SHORT PROBLEM - The required result is the exact run of lines beginning at the one containing "Give me the" and ending at the last line of the entries.

[Figure content listings]
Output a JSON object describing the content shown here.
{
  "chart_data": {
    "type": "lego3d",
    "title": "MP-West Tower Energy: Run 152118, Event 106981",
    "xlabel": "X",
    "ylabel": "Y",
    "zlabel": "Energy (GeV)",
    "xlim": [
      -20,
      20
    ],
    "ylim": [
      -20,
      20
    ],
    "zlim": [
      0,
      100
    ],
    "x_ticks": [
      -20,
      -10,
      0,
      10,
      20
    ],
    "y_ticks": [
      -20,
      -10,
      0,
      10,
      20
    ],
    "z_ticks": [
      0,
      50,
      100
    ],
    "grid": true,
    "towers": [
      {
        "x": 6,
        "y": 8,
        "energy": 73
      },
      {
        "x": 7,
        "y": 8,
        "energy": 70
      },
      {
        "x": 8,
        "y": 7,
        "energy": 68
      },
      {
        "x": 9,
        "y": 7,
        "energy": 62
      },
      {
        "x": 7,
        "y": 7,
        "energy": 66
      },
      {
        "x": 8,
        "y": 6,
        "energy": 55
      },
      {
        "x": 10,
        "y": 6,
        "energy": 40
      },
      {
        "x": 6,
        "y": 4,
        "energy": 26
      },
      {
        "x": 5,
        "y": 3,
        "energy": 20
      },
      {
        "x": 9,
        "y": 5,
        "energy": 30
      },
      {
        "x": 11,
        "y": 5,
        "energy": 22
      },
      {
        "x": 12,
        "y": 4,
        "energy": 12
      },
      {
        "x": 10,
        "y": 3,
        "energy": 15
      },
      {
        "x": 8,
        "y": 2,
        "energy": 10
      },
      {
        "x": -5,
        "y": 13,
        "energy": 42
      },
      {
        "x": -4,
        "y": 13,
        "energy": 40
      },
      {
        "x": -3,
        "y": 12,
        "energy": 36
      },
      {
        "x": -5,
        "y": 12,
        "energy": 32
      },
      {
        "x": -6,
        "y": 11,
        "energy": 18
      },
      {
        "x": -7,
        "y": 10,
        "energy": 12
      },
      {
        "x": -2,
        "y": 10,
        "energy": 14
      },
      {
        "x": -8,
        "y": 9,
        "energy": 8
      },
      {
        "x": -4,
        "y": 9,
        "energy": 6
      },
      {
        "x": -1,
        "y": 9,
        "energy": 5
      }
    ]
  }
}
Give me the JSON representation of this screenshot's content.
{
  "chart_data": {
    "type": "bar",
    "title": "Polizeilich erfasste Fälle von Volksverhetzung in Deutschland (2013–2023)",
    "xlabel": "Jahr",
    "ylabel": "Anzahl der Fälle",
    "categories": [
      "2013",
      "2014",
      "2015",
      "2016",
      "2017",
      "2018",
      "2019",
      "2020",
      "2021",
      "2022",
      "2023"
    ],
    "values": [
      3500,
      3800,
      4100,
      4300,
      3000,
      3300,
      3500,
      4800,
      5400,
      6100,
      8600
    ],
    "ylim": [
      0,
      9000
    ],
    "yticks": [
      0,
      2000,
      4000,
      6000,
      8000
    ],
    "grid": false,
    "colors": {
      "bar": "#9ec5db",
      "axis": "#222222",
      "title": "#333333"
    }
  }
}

FINISHED ANSWER -
Give me the JSON representation of this screenshot's content.
{
  "chart_data": {
    "type": "bar",
    "title": "Polizeilich erfasste Fälle von Volksverhetzung in Deutschland (2013–2023)",
    "xlabel": "Jahr",
    "ylabel": "Anzahl der Fälle",
    "categories": [
      "2013",
      "2014",
      "2015",
      "2016",
      "2017",
      "2018",
      "2019",
      "2020",
      "2021",
      "2022",
      "2023"
    ],
    "values": [
      3500,
      3800,
      4100,
      4300,
      3000,
      3300,
      3500,
      4800,
      5400,
      6100,
      8600
    ],
    "ylim": [
      0,
      9000
    ],
    "yticks": [
      0,
      2000,
      4000,
      6000,
      8000
    ],
    "grid": false,
    "colors": {
      "bar": "#9ec5db",
      "axis": "#222222",
      "title": "#333333"
    }
  }
}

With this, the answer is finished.